### Data listing
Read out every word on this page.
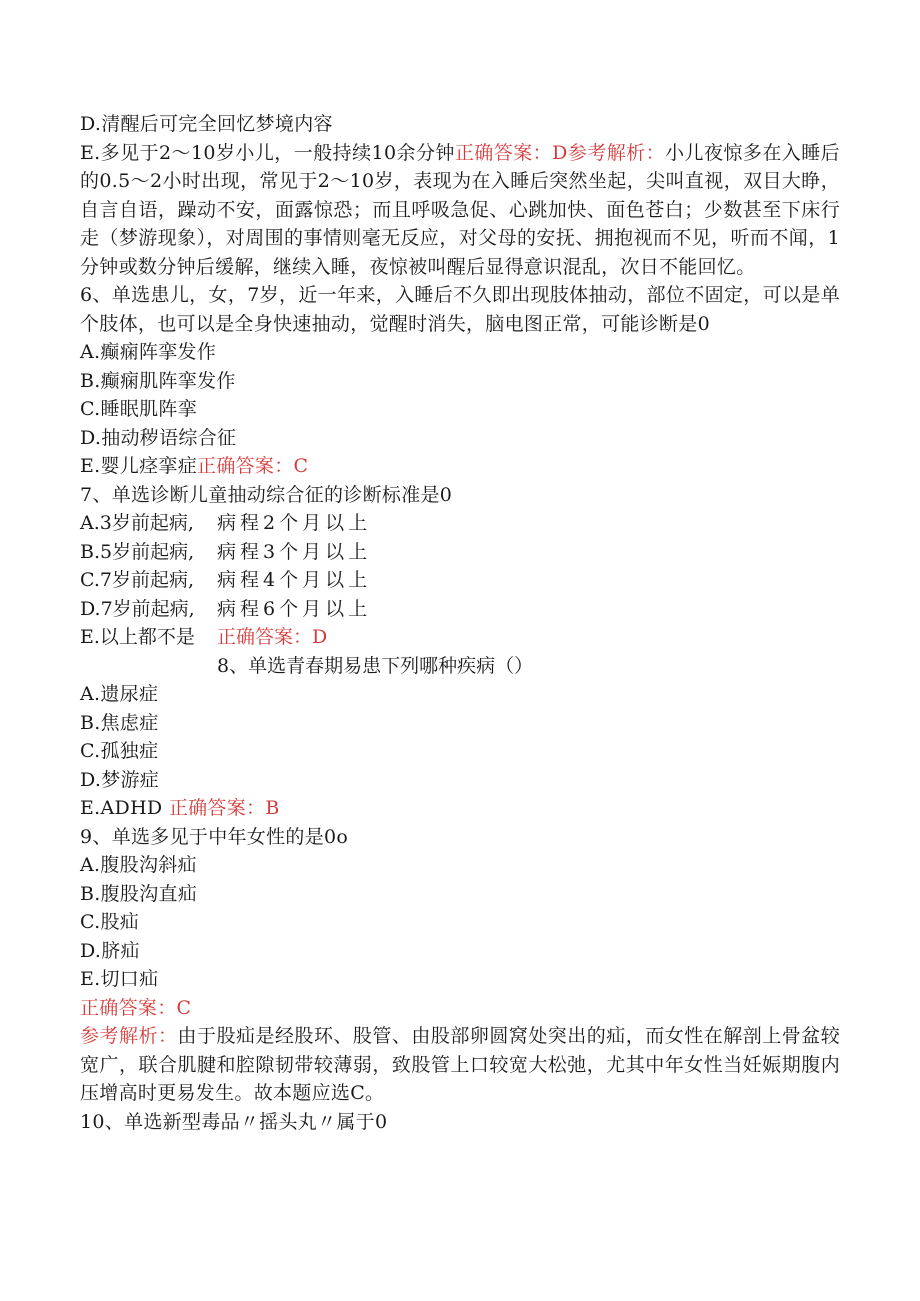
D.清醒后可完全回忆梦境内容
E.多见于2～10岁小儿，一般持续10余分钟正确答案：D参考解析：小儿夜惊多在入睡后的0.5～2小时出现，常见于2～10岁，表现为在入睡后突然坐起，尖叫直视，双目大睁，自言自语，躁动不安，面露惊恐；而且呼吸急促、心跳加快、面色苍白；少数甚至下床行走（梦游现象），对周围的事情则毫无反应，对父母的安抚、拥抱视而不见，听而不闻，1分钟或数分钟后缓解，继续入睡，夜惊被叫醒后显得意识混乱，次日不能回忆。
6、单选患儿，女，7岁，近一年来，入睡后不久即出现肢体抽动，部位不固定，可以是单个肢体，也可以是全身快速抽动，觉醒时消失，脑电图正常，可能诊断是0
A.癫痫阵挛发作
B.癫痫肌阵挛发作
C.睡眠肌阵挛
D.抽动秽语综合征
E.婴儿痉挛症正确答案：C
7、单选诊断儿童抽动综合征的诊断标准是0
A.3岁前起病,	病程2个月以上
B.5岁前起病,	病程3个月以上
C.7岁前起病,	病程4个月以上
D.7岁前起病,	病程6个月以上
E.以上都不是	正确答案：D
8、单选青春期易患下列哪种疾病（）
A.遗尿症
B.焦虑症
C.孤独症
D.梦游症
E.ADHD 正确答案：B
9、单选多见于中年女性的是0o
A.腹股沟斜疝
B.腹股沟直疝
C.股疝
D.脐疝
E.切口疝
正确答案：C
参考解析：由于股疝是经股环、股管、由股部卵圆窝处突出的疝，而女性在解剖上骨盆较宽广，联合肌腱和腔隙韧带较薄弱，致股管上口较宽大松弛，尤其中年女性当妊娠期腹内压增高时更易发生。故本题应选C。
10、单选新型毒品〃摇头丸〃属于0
######
**Exercise task**
Can you restate all the records above word for word while dropping the pictures?

**Task response**
Read out every word on this page.
D.清醒后可完全回忆梦境内容
E.多见于2～10岁小儿，一般持续10余分钟正确答案：D参考解析：小儿夜惊多在入睡后的0.5～2小时出现，常见于2～10岁，表现为在入睡后突然坐起，尖叫直视，双目大睁，自言自语，躁动不安，面露惊恐；而且呼吸急促、心跳加快、面色苍白；少数甚至下床行走（梦游现象），对周围的事情则毫无反应，对父母的安抚、拥抱视而不见，听而不闻，1分钟或数分钟后缓解，继续入睡，夜惊被叫醒后显得意识混乱，次日不能回忆。
6、单选患儿，女，7岁，近一年来，入睡后不久即出现肢体抽动，部位不固定，可以是单个肢体，也可以是全身快速抽动，觉醒时消失，脑电图正常，可能诊断是0
A.癫痫阵挛发作
B.癫痫肌阵挛发作
C.睡眠肌阵挛
D.抽动秽语综合征
E.婴儿痉挛症正确答案：C
7、单选诊断儿童抽动综合征的诊断标准是0
A.3岁前起病,	病程2个月以上
B.5岁前起病,	病程3个月以上
C.7岁前起病,	病程4个月以上
D.7岁前起病,	病程6个月以上
E.以上都不是	正确答案：D
8、单选青春期易患下列哪种疾病（）
A.遗尿症
B.焦虑症
C.孤独症
D.梦游症
E.ADHD 正确答案：B
9、单选多见于中年女性的是0o
A.腹股沟斜疝
B.腹股沟直疝
C.股疝
D.脐疝
E.切口疝
正确答案：C
参考解析：由于股疝是经股环、股管、由股部卵圆窝处突出的疝，而女性在解剖上骨盆较宽广，联合肌腱和腔隙韧带较薄弱，致股管上口较宽大松弛，尤其中年女性当妊娠期腹内压增高时更易发生。故本题应选C。
10、单选新型毒品〃摇头丸〃属于0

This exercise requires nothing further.